Give back exactly the lines that run from the line containing "Read out every word on this page." through the end of the listing below. Leave out every other line.

(begin)

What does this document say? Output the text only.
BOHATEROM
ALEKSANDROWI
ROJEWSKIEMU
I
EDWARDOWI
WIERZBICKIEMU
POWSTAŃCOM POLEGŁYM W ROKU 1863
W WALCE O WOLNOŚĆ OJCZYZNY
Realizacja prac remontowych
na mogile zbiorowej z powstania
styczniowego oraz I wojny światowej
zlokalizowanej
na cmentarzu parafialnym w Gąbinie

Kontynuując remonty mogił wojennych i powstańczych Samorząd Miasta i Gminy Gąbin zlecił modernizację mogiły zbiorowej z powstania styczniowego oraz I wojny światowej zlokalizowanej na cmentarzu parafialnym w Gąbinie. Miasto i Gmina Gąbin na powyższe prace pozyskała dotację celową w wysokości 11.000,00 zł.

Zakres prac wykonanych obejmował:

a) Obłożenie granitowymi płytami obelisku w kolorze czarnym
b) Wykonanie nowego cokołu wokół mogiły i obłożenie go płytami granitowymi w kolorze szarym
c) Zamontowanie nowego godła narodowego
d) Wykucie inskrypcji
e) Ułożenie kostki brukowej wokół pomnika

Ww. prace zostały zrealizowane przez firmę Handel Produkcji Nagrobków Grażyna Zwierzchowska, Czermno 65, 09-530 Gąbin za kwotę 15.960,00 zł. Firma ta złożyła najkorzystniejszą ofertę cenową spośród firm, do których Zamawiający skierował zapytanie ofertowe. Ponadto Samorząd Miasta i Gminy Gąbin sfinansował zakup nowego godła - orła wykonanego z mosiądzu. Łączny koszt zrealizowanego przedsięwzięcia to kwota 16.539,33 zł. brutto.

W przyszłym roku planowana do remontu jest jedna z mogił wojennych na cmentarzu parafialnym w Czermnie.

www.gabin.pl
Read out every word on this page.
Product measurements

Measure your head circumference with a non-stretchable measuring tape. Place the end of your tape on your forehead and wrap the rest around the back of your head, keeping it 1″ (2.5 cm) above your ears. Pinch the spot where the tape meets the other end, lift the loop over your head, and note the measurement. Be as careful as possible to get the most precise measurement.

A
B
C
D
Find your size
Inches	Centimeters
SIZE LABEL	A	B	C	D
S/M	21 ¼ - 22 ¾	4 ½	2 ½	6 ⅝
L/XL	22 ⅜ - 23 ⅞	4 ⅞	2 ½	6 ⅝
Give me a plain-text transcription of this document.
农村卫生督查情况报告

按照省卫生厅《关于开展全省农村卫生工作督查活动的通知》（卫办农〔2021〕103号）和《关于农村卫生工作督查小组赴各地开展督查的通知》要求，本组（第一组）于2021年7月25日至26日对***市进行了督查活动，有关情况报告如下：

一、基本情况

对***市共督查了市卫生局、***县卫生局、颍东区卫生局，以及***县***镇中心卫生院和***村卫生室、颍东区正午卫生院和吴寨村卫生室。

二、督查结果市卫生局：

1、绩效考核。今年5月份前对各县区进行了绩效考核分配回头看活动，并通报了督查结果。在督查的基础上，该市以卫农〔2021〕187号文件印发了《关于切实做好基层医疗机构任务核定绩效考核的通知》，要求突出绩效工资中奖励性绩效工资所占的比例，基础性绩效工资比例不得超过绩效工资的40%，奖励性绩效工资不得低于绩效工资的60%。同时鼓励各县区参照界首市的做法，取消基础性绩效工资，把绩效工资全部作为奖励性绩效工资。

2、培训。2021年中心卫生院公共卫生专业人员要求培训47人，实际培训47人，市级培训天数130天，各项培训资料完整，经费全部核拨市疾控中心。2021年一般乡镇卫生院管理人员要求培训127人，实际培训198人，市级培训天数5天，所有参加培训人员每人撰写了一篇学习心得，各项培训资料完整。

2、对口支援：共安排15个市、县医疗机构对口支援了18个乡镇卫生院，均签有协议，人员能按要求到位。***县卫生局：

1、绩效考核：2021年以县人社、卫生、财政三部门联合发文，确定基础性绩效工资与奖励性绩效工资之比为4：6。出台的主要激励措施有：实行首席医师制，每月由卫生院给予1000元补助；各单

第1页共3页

(end)

In response =>
Read out every word on this page.
Product measurements

Measure your head circumference with a non-stretchable measuring tape. Place the end of your tape on your forehead and wrap the rest around the back of your head, keeping it 1″ (2.5 cm) above your ears. Pinch the spot where the tape meets the other end, lift the loop over your head, and note the measurement. Be as careful as possible to get the most precise measurement.

A
B
C
D
Find your size
Inches	Centimeters
SIZE LABEL	A	B	C	D
S/M	21 ¼ - 22 ¾	4 ½	2 ½	6 ⅝
L/XL	22 ⅜ - 23 ⅞	4 ⅞	2 ½	6 ⅝
Give me a plain-text transcription of this document.
农村卫生督查情况报告

按照省卫生厅《关于开展全省农村卫生工作督查活动的通知》（卫办农〔2021〕103号）和《关于农村卫生工作督查小组赴各地开展督查的通知》要求，本组（第一组）于2021年7月25日至26日对***市进行了督查活动，有关情况报告如下：

一、基本情况

对***市共督查了市卫生局、***县卫生局、颍东区卫生局，以及***县***镇中心卫生院和***村卫生室、颍东区正午卫生院和吴寨村卫生室。

二、督查结果市卫生局：

1、绩效考核。今年5月份前对各县区进行了绩效考核分配回头看活动，并通报了督查结果。在督查的基础上，该市以卫农〔2021〕187号文件印发了《关于切实做好基层医疗机构任务核定绩效考核的通知》，要求突出绩效工资中奖励性绩效工资所占的比例，基础性绩效工资比例不得超过绩效工资的40%，奖励性绩效工资不得低于绩效工资的60%。同时鼓励各县区参照界首市的做法，取消基础性绩效工资，把绩效工资全部作为奖励性绩效工资。

2、培训。2021年中心卫生院公共卫生专业人员要求培训47人，实际培训47人，市级培训天数130天，各项培训资料完整，经费全部核拨市疾控中心。2021年一般乡镇卫生院管理人员要求培训127人，实际培训198人，市级培训天数5天，所有参加培训人员每人撰写了一篇学习心得，各项培训资料完整。

2、对口支援：共安排15个市、县医疗机构对口支援了18个乡镇卫生院，均签有协议，人员能按要求到位。***县卫生局：

1、绩效考核：2021年以县人社、卫生、财政三部门联合发文，确定基础性绩效工资与奖励性绩效工资之比为4：6。出台的主要激励措施有：实行首席医师制，每月由卫生院给予1000元补助；各单

第1页共3页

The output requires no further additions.